[Begin RECORDS PROVIDED]

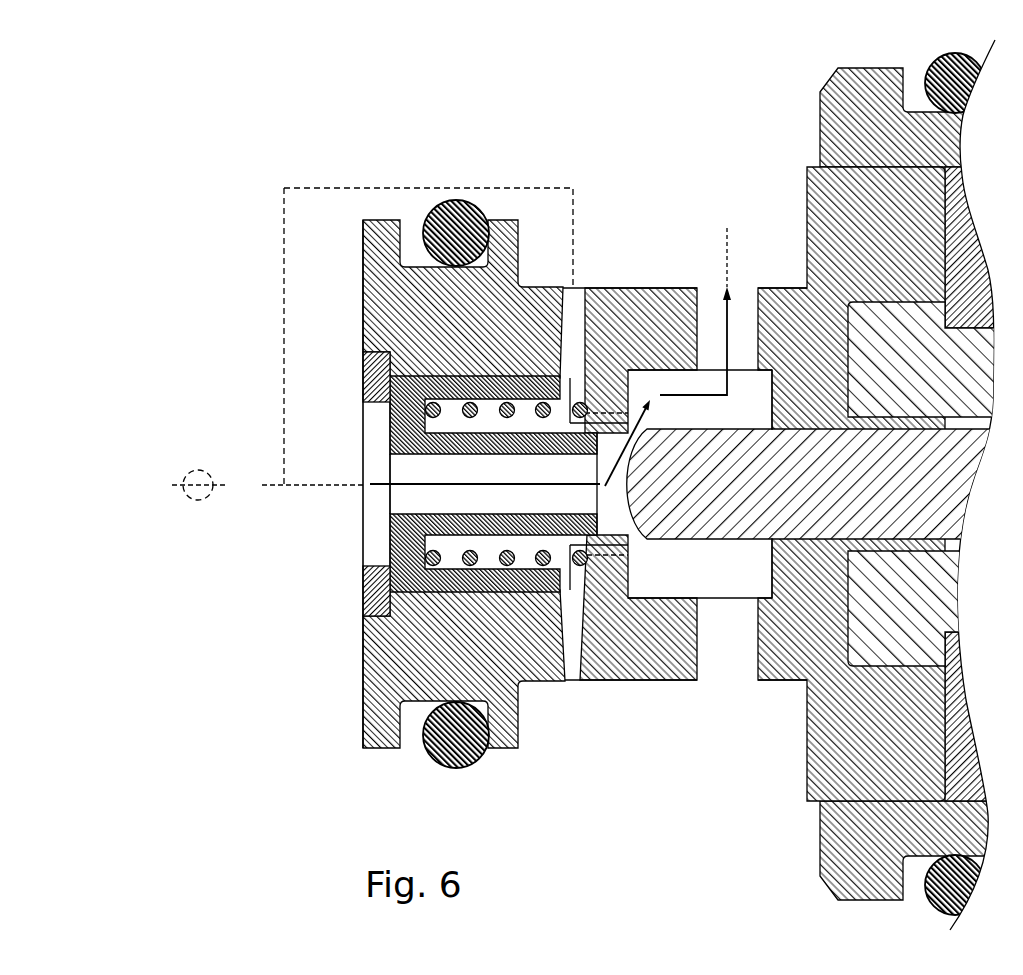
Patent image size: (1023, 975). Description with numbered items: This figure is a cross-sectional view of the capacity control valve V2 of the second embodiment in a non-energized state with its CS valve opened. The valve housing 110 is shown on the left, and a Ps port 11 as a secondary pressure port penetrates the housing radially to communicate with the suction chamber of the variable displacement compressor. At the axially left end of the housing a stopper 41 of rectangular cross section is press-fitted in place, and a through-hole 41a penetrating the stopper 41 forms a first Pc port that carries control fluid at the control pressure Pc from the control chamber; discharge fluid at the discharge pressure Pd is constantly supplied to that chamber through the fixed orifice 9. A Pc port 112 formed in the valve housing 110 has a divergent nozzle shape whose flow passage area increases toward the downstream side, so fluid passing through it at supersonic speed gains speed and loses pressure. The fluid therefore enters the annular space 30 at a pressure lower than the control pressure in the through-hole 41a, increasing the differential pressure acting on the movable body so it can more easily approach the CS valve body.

The valve housing 110 is at (362, 300).
The space 30 is at (490, 418).
The Pc port 112 is at (573, 370).
The Ps port 11 is at (757, 300).
The stopper 41 is at (360, 597).
The through-hole 41a is at (377, 568).
The fixed orifice 9 is at (198, 468).
The capacity control valve V2 is at (771, 79).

[End RECORDS PROVIDED]

Transcribe the lines of the items above word for word, leaving out the pictures.

Patent image size: (1023, 975). Description with numbered items: This figure is a cross-sectional view of the capacity control valve V2 of the second embodiment in a non-energized state with its CS valve opened. The valve housing 110 is shown on the left, and a Ps port 11 as a secondary pressure port penetrates the housing radially to communicate with the suction chamber of the variable displacement compressor. At the axially left end of the housing a stopper 41 of rectangular cross section is press-fitted in place, and a through-hole 41a penetrating the stopper 41 forms a first Pc port that carries control fluid at the control pressure Pc from the control chamber; discharge fluid at the discharge pressure Pd is constantly supplied to that chamber through the fixed orifice 9. A Pc port 112 formed in the valve housing 110 has a divergent nozzle shape whose flow passage area increases toward the downstream side, so fluid passing through it at supersonic speed gains speed and loses pressure. The fluid therefore enters the annular space 30 at a pressure lower than the control pressure in the through-hole 41a, increasing the differential pressure acting on the movable body so it can more easily approach the CS valve body.

The valve housing 110 is at (362, 300).
The space 30 is at (490, 418).
The Pc port 112 is at (573, 370).
The Ps port 11 is at (757, 300).
The stopper 41 is at (360, 597).
The through-hole 41a is at (377, 568).
The fixed orifice 9 is at (198, 468).
The capacity control valve V2 is at (771, 79).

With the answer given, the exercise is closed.